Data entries

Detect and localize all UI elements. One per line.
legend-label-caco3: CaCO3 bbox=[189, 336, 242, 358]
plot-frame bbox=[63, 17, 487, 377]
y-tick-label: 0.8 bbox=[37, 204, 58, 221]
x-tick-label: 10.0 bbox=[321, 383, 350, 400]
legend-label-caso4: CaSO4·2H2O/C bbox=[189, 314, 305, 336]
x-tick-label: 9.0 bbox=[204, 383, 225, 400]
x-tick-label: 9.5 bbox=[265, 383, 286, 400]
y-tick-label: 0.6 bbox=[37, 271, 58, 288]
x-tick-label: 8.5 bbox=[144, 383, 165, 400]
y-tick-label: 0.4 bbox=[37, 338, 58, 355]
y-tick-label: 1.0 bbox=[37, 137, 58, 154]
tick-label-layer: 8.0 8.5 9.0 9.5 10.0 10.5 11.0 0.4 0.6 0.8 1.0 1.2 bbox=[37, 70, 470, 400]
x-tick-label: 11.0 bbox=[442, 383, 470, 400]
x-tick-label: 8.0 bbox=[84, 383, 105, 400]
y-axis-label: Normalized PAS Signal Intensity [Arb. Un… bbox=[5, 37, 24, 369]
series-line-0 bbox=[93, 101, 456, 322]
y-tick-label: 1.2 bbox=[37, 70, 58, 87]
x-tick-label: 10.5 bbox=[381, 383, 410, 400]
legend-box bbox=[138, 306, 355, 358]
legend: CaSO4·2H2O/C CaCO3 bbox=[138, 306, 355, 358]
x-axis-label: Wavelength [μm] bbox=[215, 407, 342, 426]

What is being asked: Write out every line above exactly as it appears.

Full answer:
Detect and localize all UI elements. One per line.
legend-label-caco3: CaCO3 bbox=[189, 336, 242, 358]
plot-frame bbox=[63, 17, 487, 377]
y-tick-label: 0.8 bbox=[37, 204, 58, 221]
x-tick-label: 10.0 bbox=[321, 383, 350, 400]
legend-label-caso4: CaSO4·2H2O/C bbox=[189, 314, 305, 336]
x-tick-label: 9.0 bbox=[204, 383, 225, 400]
x-tick-label: 9.5 bbox=[265, 383, 286, 400]
y-tick-label: 0.6 bbox=[37, 271, 58, 288]
x-tick-label: 8.5 bbox=[144, 383, 165, 400]
y-tick-label: 0.4 bbox=[37, 338, 58, 355]
y-tick-label: 1.0 bbox=[37, 137, 58, 154]
tick-label-layer: 8.0 8.5 9.0 9.5 10.0 10.5 11.0 0.4 0.6 0.8 1.0 1.2 bbox=[37, 70, 470, 400]
x-tick-label: 11.0 bbox=[442, 383, 470, 400]
x-tick-label: 8.0 bbox=[84, 383, 105, 400]
y-axis-label: Normalized PAS Signal Intensity [Arb. Un… bbox=[5, 37, 24, 369]
series-line-0 bbox=[93, 101, 456, 322]
y-tick-label: 1.2 bbox=[37, 70, 58, 87]
x-tick-label: 10.5 bbox=[381, 383, 410, 400]
legend-box bbox=[138, 306, 355, 358]
legend: CaSO4·2H2O/C CaCO3 bbox=[138, 306, 355, 358]
x-axis-label: Wavelength [μm] bbox=[215, 407, 342, 426]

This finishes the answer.